◆ Given task:
Copy every record below, exactly as written.

-- Start Material for this exercise --

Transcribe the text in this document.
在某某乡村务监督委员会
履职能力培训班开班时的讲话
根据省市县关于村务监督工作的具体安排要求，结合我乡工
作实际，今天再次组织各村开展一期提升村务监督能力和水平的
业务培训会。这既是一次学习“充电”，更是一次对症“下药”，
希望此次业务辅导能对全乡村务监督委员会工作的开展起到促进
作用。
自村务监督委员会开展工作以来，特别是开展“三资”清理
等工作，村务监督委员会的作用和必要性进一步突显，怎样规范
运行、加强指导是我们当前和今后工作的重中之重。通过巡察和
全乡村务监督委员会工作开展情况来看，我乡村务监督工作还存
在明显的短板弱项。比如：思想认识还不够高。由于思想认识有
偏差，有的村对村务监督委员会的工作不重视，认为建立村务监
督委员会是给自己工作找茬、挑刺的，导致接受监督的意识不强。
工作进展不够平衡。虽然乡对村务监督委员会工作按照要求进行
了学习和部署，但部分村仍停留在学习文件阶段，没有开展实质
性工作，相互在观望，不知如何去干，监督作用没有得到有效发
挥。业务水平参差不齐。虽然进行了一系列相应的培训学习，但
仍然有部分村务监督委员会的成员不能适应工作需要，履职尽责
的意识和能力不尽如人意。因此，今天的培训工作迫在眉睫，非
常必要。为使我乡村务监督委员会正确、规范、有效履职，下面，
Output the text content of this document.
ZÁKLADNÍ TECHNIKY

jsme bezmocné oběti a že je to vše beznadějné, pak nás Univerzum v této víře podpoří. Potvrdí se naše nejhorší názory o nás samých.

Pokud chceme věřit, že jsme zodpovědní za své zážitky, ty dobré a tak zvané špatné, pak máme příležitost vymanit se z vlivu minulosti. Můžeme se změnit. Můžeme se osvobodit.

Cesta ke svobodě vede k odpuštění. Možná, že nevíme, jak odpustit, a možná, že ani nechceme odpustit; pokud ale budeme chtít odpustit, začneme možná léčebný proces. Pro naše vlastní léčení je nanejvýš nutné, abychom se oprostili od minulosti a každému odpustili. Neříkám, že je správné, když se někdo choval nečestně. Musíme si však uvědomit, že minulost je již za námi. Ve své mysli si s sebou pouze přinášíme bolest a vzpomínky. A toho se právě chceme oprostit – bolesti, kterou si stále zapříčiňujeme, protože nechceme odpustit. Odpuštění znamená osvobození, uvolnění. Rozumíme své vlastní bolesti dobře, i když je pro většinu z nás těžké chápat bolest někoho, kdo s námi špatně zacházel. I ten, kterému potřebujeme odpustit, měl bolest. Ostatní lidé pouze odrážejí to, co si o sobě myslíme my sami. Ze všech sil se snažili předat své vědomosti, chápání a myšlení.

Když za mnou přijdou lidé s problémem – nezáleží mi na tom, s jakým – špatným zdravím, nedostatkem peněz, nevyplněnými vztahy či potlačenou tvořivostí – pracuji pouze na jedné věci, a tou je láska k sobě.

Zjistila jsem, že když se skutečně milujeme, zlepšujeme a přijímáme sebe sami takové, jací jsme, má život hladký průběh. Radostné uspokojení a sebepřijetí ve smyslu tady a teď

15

-- End Material for this exercise --

◆ The response:
Transcribe the text in this document.
在某某乡村务监督委员会
履职能力培训班开班时的讲话
根据省市县关于村务监督工作的具体安排要求，结合我乡工
作实际，今天再次组织各村开展一期提升村务监督能力和水平的
业务培训会。这既是一次学习“充电”，更是一次对症“下药”，
希望此次业务辅导能对全乡村务监督委员会工作的开展起到促进
作用。
自村务监督委员会开展工作以来，特别是开展“三资”清理
等工作，村务监督委员会的作用和必要性进一步突显，怎样规范
运行、加强指导是我们当前和今后工作的重中之重。通过巡察和
全乡村务监督委员会工作开展情况来看，我乡村务监督工作还存
在明显的短板弱项。比如：思想认识还不够高。由于思想认识有
偏差，有的村对村务监督委员会的工作不重视，认为建立村务监
督委员会是给自己工作找茬、挑刺的，导致接受监督的意识不强。
工作进展不够平衡。虽然乡对村务监督委员会工作按照要求进行
了学习和部署，但部分村仍停留在学习文件阶段，没有开展实质
性工作，相互在观望，不知如何去干，监督作用没有得到有效发
挥。业务水平参差不齐。虽然进行了一系列相应的培训学习，但
仍然有部分村务监督委员会的成员不能适应工作需要，履职尽责
的意识和能力不尽如人意。因此，今天的培训工作迫在眉睫，非
常必要。为使我乡村务监督委员会正确、规范、有效履职，下面，
Output the text content of this document.
ZÁKLADNÍ TECHNIKY

jsme bezmocné oběti a že je to vše beznadějné, pak nás Univerzum v této víře podpoří. Potvrdí se naše nejhorší názory o nás samých.

Pokud chceme věřit, že jsme zodpovědní za své zážitky, ty dobré a tak zvané špatné, pak máme příležitost vymanit se z vlivu minulosti. Můžeme se změnit. Můžeme se osvobodit.

Cesta ke svobodě vede k odpuštění. Možná, že nevíme, jak odpustit, a možná, že ani nechceme odpustit; pokud ale budeme chtít odpustit, začneme možná léčebný proces. Pro naše vlastní léčení je nanejvýš nutné, abychom se oprostili od minulosti a každému odpustili. Neříkám, že je správné, když se někdo choval nečestně. Musíme si však uvědomit, že minulost je již za námi. Ve své mysli si s sebou pouze přinášíme bolest a vzpomínky. A toho se právě chceme oprostit – bolesti, kterou si stále zapříčiňujeme, protože nechceme odpustit. Odpuštění znamená osvobození, uvolnění. Rozumíme své vlastní bolesti dobře, i když je pro většinu z nás těžké chápat bolest někoho, kdo s námi špatně zacházel. I ten, kterému potřebujeme odpustit, měl bolest. Ostatní lidé pouze odrážejí to, co si o sobě myslíme my sami. Ze všech sil se snažili předat své vědomosti, chápání a myšlení.

Když za mnou přijdou lidé s problémem – nezáleží mi na tom, s jakým – špatným zdravím, nedostatkem peněz, nevyplněnými vztahy či potlačenou tvořivostí – pracuji pouze na jedné věci, a tou je láska k sobě.

Zjistila jsem, že když se skutečně milujeme, zlepšujeme a přijímáme sebe sami takové, jací jsme, má život hladký průběh. Radostné uspokojení a sebepřijetí ve smyslu tady a teď

15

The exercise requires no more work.